**TASK DETAILS:** Wherever the string "οικονομίας" occurs in a line of these records, report that line.

**RECORDS SHOWN:**
----

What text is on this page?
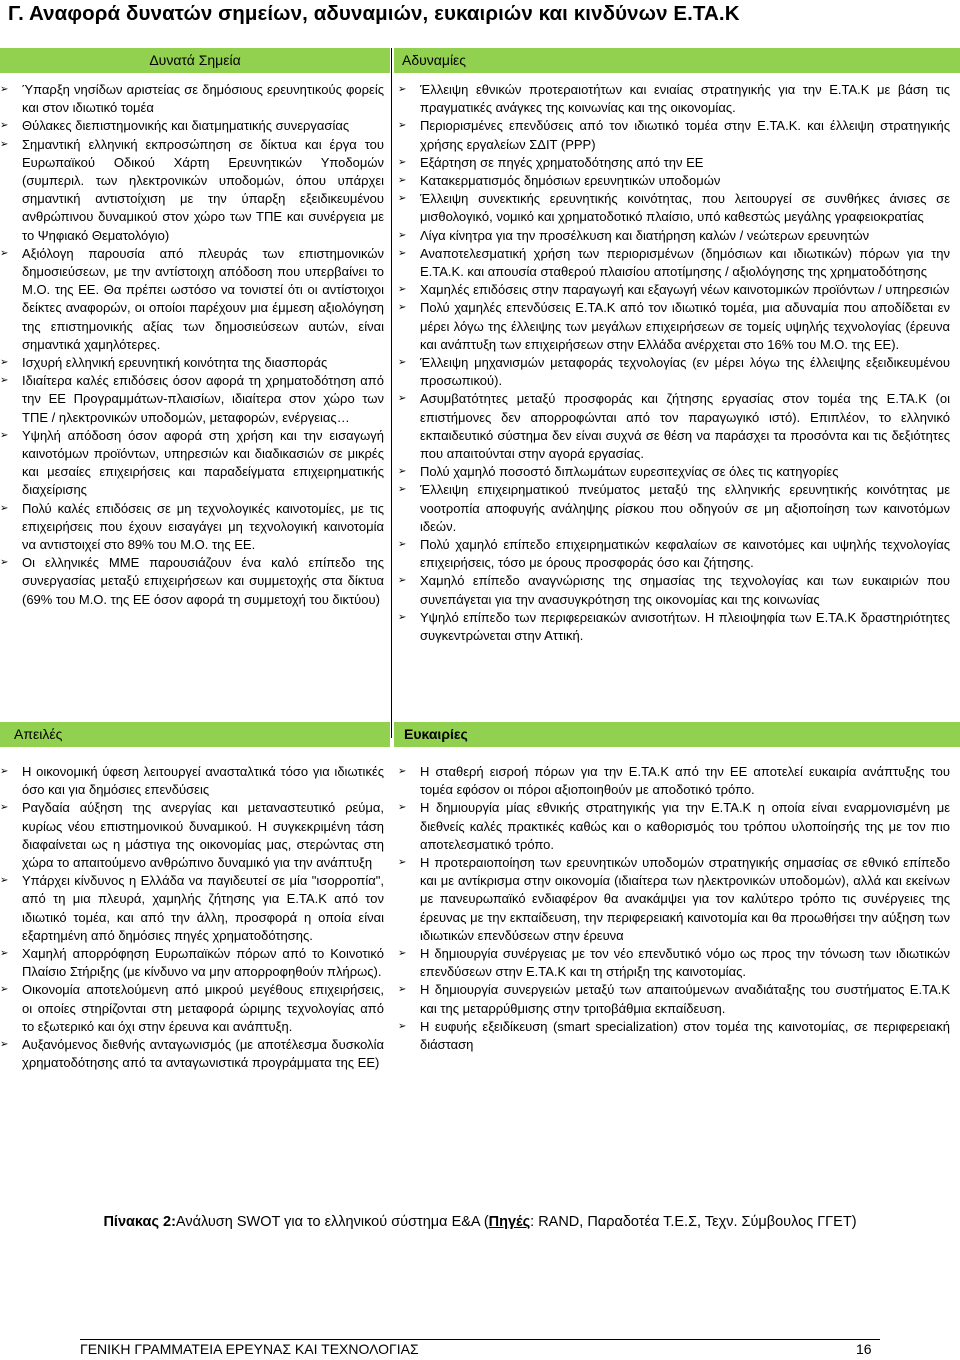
Γ. Αναφορά δυνατών σημείων, αδυναμιών, ευκαιριών και κινδύνων Ε.ΤΑ.Κ
Δυνατά Σημεία	Αδυναμίες
➢ Ύπαρξη νησίδων αριστείας σε δημόσιους ερευνητικούς φορείς και στον ιδιωτικό τομέα
➢ Θύλακες διεπιστημονικής και διατμηματικής συνεργασίας
➢ Σημαντική ελληνική εκπροσώπηση σε δίκτυα και έργα του Ευρωπαϊκού Οδικού Χάρτη Ερευνητικών Υποδομών (συμπεριλ. των ηλεκτρονικών υποδομών, όπου υπάρχει σημαντική αντιστοίχιση με την ύπαρξη εξειδικευμένου ανθρώπινου δυναμικού στον χώρο των ΤΠΕ και συνέργεια με το Ψηφιακό Θεματολόγιο)
➢ Αξιόλογη παρουσία από πλευράς των επιστημονικών δημοσιεύσεων, με την αντίστοιχη απόδοση που υπερβαίνει το Μ.Ο. της ΕΕ. Θα πρέπει ωστόσο να τονιστεί ότι οι αντίστοιχοι δείκτες αναφορών, οι οποίοι παρέχουν μια έμμεση αξιολόγηση της επιστημονικής αξίας των δημοσιεύσεων αυτών, είναι σημαντικά χαμηλότερες.
➢ Ισχυρή ελληνική ερευνητική κοινότητα της διασποράς
➢ Ιδιαίτερα καλές επιδόσεις όσον αφορά τη χρηματοδότηση από την ΕΕ Προγραμμάτων-πλαισίων, ιδιαίτερα στον χώρο των ΤΠΕ / ηλεκτρονικών υποδομών, μεταφορών, ενέργειας…
➢ Υψηλή απόδοση όσον αφορά στη χρήση και την εισαγωγή καινοτόμων προϊόντων, υπηρεσιών και διαδικασιών σε μικρές και μεσαίες επιχειρήσεις και παραδείγματα επιχειρηματικής διαχείρισης
➢ Πολύ καλές επιδόσεις σε μη τεχνολογικές καινοτομίες, με τις επιχειρήσεις που έχουν εισαγάγει μη τεχνολογική καινοτομία να αντιστοιχεί στο 89% του Μ.Ο. της ΕΕ.
➢ Οι ελληνικές ΜΜΕ παρουσιάζουν ένα καλό επίπεδο της συνεργασίας μεταξύ επιχειρήσεων και συμμετοχής στα δίκτυα (69% του Μ.Ο. της ΕΕ όσον αφορά τη συμμετοχή του δικτύου)
➢ Έλλειψη εθνικών προτεραιοτήτων και ενιαίας στρατηγικής για την Ε.ΤΑ.Κ με βάση τις πραγματικές ανάγκες της κοινωνίας και της οικονομίας.
➢ Περιορισμένες επενδύσεις από τον ιδιωτικό τομέα στην Ε.ΤΑ.Κ. και έλλειψη στρατηγικής χρήσης εργαλείων ΣΔΙΤ (PPP)
➢ Εξάρτηση σε πηγές χρηματοδότησης από την ΕΕ
➢ Κατακερματισμός δημόσιων ερευνητικών υποδομών
➢ Έλλειψη συνεκτικής ερευνητικής κοινότητας, που λειτουργεί σε συνθήκες άνισες σε μισθολογικό, νομικό και χρηματοδοτικό πλαίσιο, υπό καθεστώς μεγάλης γραφειοκρατίας
➢ Λίγα κίνητρα για την προσέλκυση και διατήρηση καλών / νεώτερων ερευνητών
➢ Αναποτελεσματική χρήση των περιορισμένων (δημόσιων και ιδιωτικών) πόρων για την Ε.ΤΑ.Κ. και απουσία σταθερού πλαισίου αποτίμησης / αξιολόγησης της χρηματοδότησης
➢ Χαμηλές επιδόσεις στην παραγωγή και εξαγωγή νέων καινοτομικών προϊόντων / υπηρεσιών
➢ Πολύ χαμηλές επενδύσεις Ε.ΤΑ.Κ από τον ιδιωτικό τομέα, μια αδυναμία που αποδίδεται εν μέρει λόγω της έλλειψης των μεγάλων επιχειρήσεων σε τομείς υψηλής τεχνολογίας (έρευνα και ανάπτυξη των επιχειρήσεων στην Ελλάδα ανέρχεται στο 16% του Μ.Ο. της ΕΕ).
➢ Έλλειψη μηχανισμών μεταφοράς τεχνολογίας (εν μέρει λόγω της έλλειψης εξειδικευμένου προσωπικού).
➢ Ασυμβατότητες μεταξύ προσφοράς και ζήτησης εργασίας στον τομέα της Ε.ΤΑ.Κ (οι επιστήμονες δεν απορροφώνται από τον παραγωγικό ιστό). Επιπλέον, το ελληνικό εκπαιδευτικό σύστημα δεν είναι συχνά σε θέση να παράσχει τα προσόντα και τις δεξιότητες που απαιτούνται στην αγορά εργασίας.
➢ Πολύ χαμηλό ποσοστό διπλωμάτων ευρεσιτεχνίας σε όλες τις κατηγορίες
➢ Έλλειψη επιχειρηματικού πνεύματος μεταξύ της ελληνικής ερευνητικής κοινότητας με νοοτροπία αποφυγής ανάληψης ρίσκου που οδηγούν σε μη αξιοποίηση των καινοτόμων ιδεών.
➢ Πολύ χαμηλό επίπεδο επιχειρηματικών κεφαλαίων σε καινοτόμες και υψηλής τεχνολογίας επιχειρήσεις, τόσο με όρους προσφοράς όσο και ζήτησης.
➢ Χαμηλό επίπεδο αναγνώρισης της σημασίας της τεχνολογίας και των ευκαιριών που συνεπάγεται για την ανασυγκρότηση της οικονομίας και της κοινωνίας
➢ Υψηλό επίπεδο των περιφερειακών ανισοτήτων. Η πλειοψηφία των Ε.ΤΑ.Κ δραστηριότητες συγκεντρώνεται στην Αττική.
Απειλές	Ευκαιρίες
➢ Η οικονομική ύφεση λειτουργεί ανασταλτικά τόσο για ιδιωτικές όσο και για δημόσιες επενδύσεις
➢ Ραγδαία αύξηση της ανεργίας και μεταναστευτικό ρεύμα, κυρίως νέου επιστημονικού δυναμικού. Η συγκεκριμένη τάση διαφαίνεται ως η μάστιγα της οικονομίας μας, στερώντας στη χώρα το απαιτούμενο ανθρώπινο δυναμικό για την ανάπτυξη
➢ Υπάρχει κίνδυνος η Ελλάδα να παγιδευτεί σε μία "ισορροπία", από τη μια πλευρά, χαμηλής ζήτησης για Ε.ΤΑ.Κ από τον ιδιωτικό τομέα, και από την άλλη, προσφορά η οποία είναι εξαρτημένη από δημόσιες πηγές χρηματοδότησης.
➢ Χαμηλή απορρόφηση Ευρωπαϊκών πόρων από το Κοινοτικό Πλαίσιο Στήριξης (με κίνδυνο να μην απορροφηθούν πλήρως).
➢ Οικονομία αποτελούμενη από μικρού μεγέθους επιχειρήσεις, οι οποίες στηρίζονται στη μεταφορά ώριμης τεχνολογίας από το εξωτερικό και όχι στην έρευνα και ανάπτυξη.
➢ Αυξανόμενος διεθνής ανταγωνισμός (με αποτέλεσμα δυσκολία χρηματοδότησης από τα ανταγωνιστικά προγράμματα της ΕΕ)
➢ Η σταθερή εισροή πόρων για την Ε.ΤΑ.Κ από την ΕΕ αποτελεί ευκαιρία ανάπτυξης του τομέα εφόσον οι πόροι αξιοποιηθούν με αποδοτικό τρόπο.
➢ Η δημιουργία μίας εθνικής στρατηγικής για την Ε.ΤΑ.Κ η οποία είναι εναρμονισμένη με διεθνείς καλές πρακτικές καθώς και ο καθορισμός του τρόπου υλοποίησής της με τον πιο αποτελεσματικό τρόπο.
➢ Η προτεραιοποίηση των ερευνητικών υποδομών στρατηγικής σημασίας σε εθνικό επίπεδο και με αντίκρισμα στην οικονομία (ιδιαίτερα των ηλεκτρονικών υποδομών), αλλά και εκείνων με πανευρωπαϊκό ενδιαφέρον θα ανακάμψει για τον καλύτερο τρόπο τις συνέργειες της έρευνας με την εκπαίδευση, την περιφερειακή καινοτομία και θα προωθήσει την αύξηση των ιδιωτικών επενδύσεων στην έρευνα
➢ Η δημιουργία συνέργειας με τον νέο επενδυτικό νόμο ως προς την τόνωση των ιδιωτικών επενδύσεων στην Ε.ΤΑ.Κ και τη στήριξη της καινοτομίας.
➢ Η δημιουργία συνεργειών μεταξύ των απαιτούμενων αναδιάταξης του συστήματος Ε.ΤΑ.Κ και της μεταρρύθμισης στην τριτοβάθμια εκπαίδευση.
➢ Η ευφυής εξειδίκευση (smart specialization) στον τομέα της καινοτομίας, σε περιφερειακή διάσταση
Πίνακας 2:Ανάλυση SWOT για το ελληνικού σύστημα Ε&Α (Πηγές: RAND, Παραδοτέα Τ.Ε.Σ, Τεχν. Σύμβουλος ΓΓΕΤ)
ΓΕΝΙΚΗ ΓΡΑΜΜΑΤΕΙΑ ΕΡΕΥΝΑΣ ΚΑΙ ΤΕΧΝΟΛΟΓΙΑΣ	16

----

**TASK SOLUTION:**
➢ Έλλειψη εθνικών προτεραιοτήτων και ενιαίας στρατηγικής για την Ε.ΤΑ.Κ με βάση τις πραγματικές ανάγκες της κοινωνίας και της οικονομίας.
➢ Χαμηλό επίπεδο αναγνώρισης της σημασίας της τεχνολογίας και των ευκαιριών που συνεπάγεται για την ανασυγκρότηση της οικονομίας και της κοινωνίας
➢ Ραγδαία αύξηση της ανεργίας και μεταναστευτικό ρεύμα, κυρίως νέου επιστημονικού δυναμικού. Η συγκεκριμένη τάση διαφαίνεται ως η μάστιγα της οικονομίας μας, στερώντας στη χώρα το απαιτούμενο ανθρώπινο δυναμικό για την ανάπτυξη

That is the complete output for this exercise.